— START —

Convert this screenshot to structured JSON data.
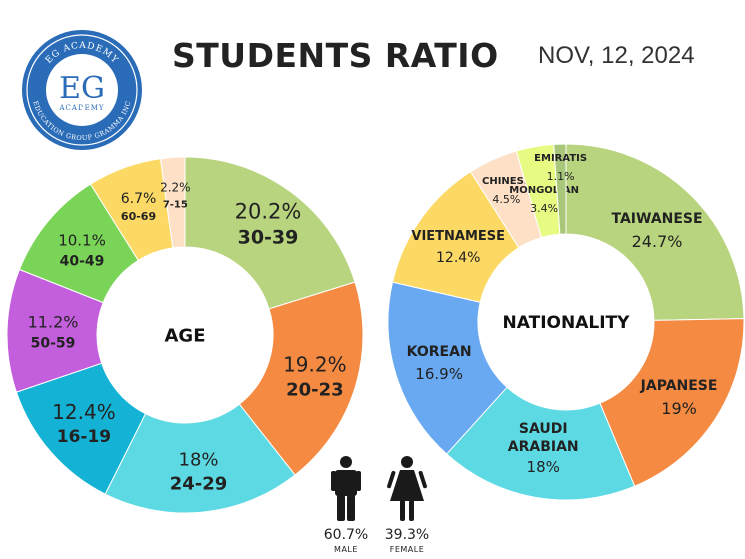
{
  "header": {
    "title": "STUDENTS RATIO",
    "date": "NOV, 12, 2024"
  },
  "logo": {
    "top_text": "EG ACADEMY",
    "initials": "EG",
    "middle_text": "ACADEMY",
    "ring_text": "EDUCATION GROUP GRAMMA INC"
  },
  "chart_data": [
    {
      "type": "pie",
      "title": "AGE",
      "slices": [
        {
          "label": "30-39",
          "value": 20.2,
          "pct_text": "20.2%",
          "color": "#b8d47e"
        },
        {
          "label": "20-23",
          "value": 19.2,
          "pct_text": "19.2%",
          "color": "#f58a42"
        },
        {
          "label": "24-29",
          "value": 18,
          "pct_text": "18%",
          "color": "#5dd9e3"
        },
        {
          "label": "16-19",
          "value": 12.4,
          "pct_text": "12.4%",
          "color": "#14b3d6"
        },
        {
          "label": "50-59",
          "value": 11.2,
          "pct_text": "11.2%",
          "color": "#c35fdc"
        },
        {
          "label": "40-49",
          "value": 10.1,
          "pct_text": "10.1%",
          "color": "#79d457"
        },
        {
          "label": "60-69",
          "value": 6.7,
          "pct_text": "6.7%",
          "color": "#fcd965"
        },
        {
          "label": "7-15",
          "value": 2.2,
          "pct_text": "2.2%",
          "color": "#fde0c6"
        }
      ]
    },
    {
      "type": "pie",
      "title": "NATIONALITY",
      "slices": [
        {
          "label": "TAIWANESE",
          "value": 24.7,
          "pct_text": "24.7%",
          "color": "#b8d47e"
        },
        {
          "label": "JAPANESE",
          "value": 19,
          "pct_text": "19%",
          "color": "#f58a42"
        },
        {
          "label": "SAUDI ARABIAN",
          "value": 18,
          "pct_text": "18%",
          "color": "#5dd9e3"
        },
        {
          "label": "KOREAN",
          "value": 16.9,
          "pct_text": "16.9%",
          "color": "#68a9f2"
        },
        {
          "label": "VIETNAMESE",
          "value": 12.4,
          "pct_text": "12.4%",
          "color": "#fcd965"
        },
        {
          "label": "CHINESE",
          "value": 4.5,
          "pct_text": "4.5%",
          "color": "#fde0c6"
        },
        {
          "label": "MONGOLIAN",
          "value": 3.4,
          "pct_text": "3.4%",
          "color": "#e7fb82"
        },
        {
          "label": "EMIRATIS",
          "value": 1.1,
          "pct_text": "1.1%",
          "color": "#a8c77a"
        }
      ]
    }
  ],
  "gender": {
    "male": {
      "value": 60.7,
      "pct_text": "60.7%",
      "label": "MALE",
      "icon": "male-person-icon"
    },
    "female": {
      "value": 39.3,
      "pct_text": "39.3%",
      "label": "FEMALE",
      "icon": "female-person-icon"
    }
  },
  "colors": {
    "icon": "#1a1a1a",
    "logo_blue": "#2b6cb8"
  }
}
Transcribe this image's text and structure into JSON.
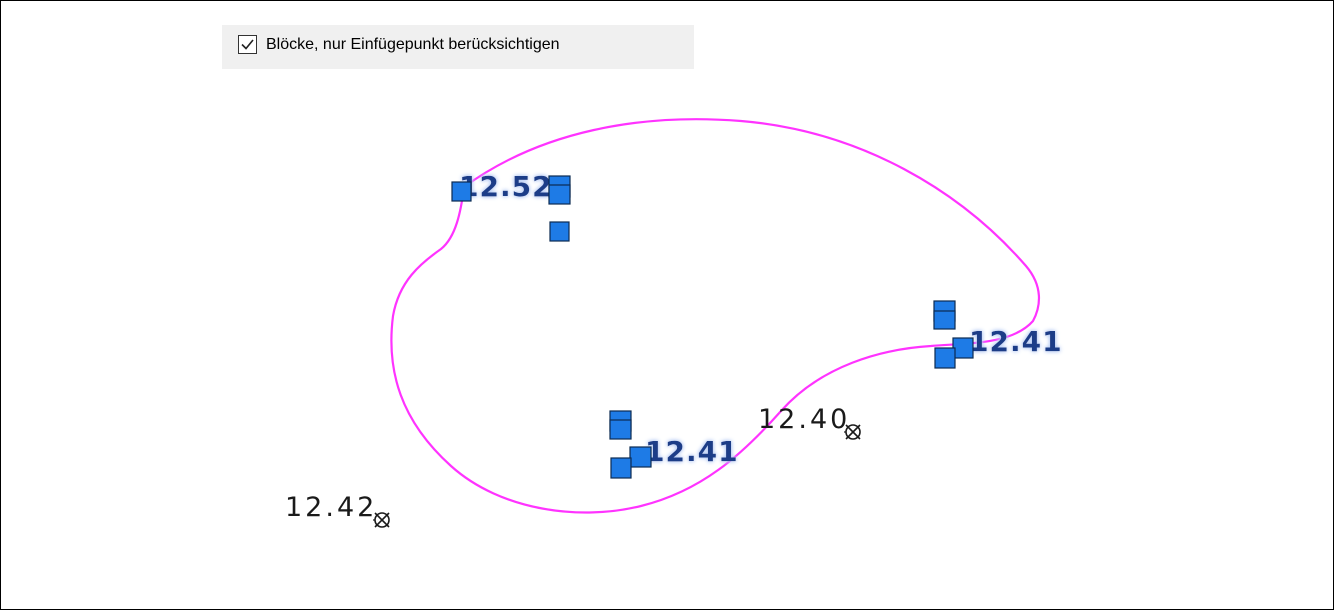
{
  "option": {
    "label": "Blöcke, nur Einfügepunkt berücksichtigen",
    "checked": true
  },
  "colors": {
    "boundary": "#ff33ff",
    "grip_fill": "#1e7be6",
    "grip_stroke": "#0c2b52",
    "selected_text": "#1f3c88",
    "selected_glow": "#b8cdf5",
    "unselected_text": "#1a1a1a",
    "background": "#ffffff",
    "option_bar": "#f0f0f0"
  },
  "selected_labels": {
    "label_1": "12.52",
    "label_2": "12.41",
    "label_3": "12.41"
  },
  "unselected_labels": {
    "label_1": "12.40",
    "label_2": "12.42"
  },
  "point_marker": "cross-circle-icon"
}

— END —

Exclude the images and reproduce the remaining data exactly.

Convert this screenshot to structured JSON data.
{
  "header": {
    "title": "STUDENTS RATIO",
    "date": "NOV, 12, 2024"
  },
  "logo": {
    "top_text": "EG ACADEMY",
    "initials": "EG",
    "middle_text": "ACADEMY",
    "ring_text": "EDUCATION GROUP GRAMMA INC"
  },
  "chart_data": [
    {
      "type": "pie",
      "title": "AGE",
      "slices": [
        {
          "label": "30-39",
          "value": 20.2,
          "pct_text": "20.2%",
          "color": "#b8d47e"
        },
        {
          "label": "20-23",
          "value": 19.2,
          "pct_text": "19.2%",
          "color": "#f58a42"
        },
        {
          "label": "24-29",
          "value": 18,
          "pct_text": "18%",
          "color": "#5dd9e3"
        },
        {
          "label": "16-19",
          "value": 12.4,
          "pct_text": "12.4%",
          "color": "#14b3d6"
        },
        {
          "label": "50-59",
          "value": 11.2,
          "pct_text": "11.2%",
          "color": "#c35fdc"
        },
        {
          "label": "40-49",
          "value": 10.1,
          "pct_text": "10.1%",
          "color": "#79d457"
        },
        {
          "label": "60-69",
          "value": 6.7,
          "pct_text": "6.7%",
          "color": "#fcd965"
        },
        {
          "label": "7-15",
          "value": 2.2,
          "pct_text": "2.2%",
          "color": "#fde0c6"
        }
      ]
    },
    {
      "type": "pie",
      "title": "NATIONALITY",
      "slices": [
        {
          "label": "TAIWANESE",
          "value": 24.7,
          "pct_text": "24.7%",
          "color": "#b8d47e"
        },
        {
          "label": "JAPANESE",
          "value": 19,
          "pct_text": "19%",
          "color": "#f58a42"
        },
        {
          "label": "SAUDI ARABIAN",
          "value": 18,
          "pct_text": "18%",
          "color": "#5dd9e3"
        },
        {
          "label": "KOREAN",
          "value": 16.9,
          "pct_text": "16.9%",
          "color": "#68a9f2"
        },
        {
          "label": "VIETNAMESE",
          "value": 12.4,
          "pct_text": "12.4%",
          "color": "#fcd965"
        },
        {
          "label": "CHINESE",
          "value": 4.5,
          "pct_text": "4.5%",
          "color": "#fde0c6"
        },
        {
          "label": "MONGOLIAN",
          "value": 3.4,
          "pct_text": "3.4%",
          "color": "#e7fb82"
        },
        {
          "label": "EMIRATIS",
          "value": 1.1,
          "pct_text": "1.1%",
          "color": "#a8c77a"
        }
      ]
    }
  ],
  "gender": {
    "male": {
      "value": 60.7,
      "pct_text": "60.7%",
      "label": "MALE",
      "icon": "male-person-icon"
    },
    "female": {
      "value": 39.3,
      "pct_text": "39.3%",
      "label": "FEMALE",
      "icon": "female-person-icon"
    }
  },
  "colors": {
    "icon": "#1a1a1a",
    "logo_blue": "#2b6cb8"
  }
}
Transcribe this image's text and structure into JSON.
{
  "option": {
    "label": "Blöcke, nur Einfügepunkt berücksichtigen",
    "checked": true
  },
  "colors": {
    "boundary": "#ff33ff",
    "grip_fill": "#1e7be6",
    "grip_stroke": "#0c2b52",
    "selected_text": "#1f3c88",
    "selected_glow": "#b8cdf5",
    "unselected_text": "#1a1a1a",
    "background": "#ffffff",
    "option_bar": "#f0f0f0"
  },
  "selected_labels": {
    "label_1": "12.52",
    "label_2": "12.41",
    "label_3": "12.41"
  },
  "unselected_labels": {
    "label_1": "12.40",
    "label_2": "12.42"
  },
  "point_marker": "cross-circle-icon"
}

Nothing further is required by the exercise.